_TO BE DONE_. Select all lines in the records that include "Users".
━━━━━━━━━━━━━━━━
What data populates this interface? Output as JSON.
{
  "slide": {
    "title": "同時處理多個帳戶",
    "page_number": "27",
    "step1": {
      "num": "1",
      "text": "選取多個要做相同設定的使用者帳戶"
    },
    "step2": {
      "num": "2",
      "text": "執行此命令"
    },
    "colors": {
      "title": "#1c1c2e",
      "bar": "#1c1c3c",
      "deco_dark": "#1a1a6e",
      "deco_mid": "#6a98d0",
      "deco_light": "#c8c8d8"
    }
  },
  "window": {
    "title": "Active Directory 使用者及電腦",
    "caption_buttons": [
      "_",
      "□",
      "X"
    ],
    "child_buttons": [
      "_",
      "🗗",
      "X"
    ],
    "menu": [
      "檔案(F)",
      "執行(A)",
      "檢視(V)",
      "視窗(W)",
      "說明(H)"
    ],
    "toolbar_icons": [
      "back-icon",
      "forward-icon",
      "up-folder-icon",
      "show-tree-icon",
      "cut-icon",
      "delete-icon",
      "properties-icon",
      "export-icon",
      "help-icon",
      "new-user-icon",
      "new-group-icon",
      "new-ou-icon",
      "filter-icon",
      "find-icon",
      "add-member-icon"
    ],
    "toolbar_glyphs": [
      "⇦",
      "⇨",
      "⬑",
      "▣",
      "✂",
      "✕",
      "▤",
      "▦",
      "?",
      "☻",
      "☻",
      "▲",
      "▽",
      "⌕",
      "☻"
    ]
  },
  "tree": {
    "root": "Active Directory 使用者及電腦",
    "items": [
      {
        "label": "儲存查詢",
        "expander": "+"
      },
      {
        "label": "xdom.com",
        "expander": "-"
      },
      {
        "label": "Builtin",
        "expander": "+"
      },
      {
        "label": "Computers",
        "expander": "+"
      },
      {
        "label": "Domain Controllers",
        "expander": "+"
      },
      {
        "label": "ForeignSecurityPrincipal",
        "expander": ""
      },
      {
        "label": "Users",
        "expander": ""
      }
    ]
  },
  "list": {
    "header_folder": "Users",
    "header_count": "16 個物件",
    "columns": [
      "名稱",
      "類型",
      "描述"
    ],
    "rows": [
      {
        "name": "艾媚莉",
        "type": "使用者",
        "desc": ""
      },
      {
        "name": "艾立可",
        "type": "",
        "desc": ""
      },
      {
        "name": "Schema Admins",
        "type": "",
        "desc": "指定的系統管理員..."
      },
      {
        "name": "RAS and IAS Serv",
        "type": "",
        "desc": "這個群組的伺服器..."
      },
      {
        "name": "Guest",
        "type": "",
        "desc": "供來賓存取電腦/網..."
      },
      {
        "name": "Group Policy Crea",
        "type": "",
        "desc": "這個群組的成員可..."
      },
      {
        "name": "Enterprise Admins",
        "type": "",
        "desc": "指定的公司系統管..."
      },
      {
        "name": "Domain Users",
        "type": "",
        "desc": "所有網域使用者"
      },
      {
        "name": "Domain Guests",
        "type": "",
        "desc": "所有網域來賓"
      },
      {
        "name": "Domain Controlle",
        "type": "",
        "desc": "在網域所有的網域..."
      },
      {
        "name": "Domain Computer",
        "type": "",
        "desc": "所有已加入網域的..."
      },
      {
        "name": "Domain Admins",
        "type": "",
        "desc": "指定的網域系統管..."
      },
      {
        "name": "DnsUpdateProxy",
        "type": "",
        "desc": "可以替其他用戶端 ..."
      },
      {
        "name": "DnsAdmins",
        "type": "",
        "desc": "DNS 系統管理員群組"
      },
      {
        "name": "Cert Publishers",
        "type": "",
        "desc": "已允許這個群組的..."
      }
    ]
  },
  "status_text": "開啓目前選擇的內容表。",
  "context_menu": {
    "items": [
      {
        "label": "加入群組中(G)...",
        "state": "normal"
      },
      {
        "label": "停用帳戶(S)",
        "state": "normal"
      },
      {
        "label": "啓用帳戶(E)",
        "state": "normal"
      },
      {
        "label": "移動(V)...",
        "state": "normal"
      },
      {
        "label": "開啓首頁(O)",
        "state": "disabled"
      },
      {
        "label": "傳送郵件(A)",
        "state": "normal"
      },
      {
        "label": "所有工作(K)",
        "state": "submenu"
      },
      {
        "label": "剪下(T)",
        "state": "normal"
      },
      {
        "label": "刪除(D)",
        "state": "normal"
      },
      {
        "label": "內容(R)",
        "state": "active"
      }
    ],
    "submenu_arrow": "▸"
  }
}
━━━━━━━━━━━━━━━━
_TASK SOLUTION_.
        "label": "Users",
    "header_folder": "Users",
        "name": "Domain Users",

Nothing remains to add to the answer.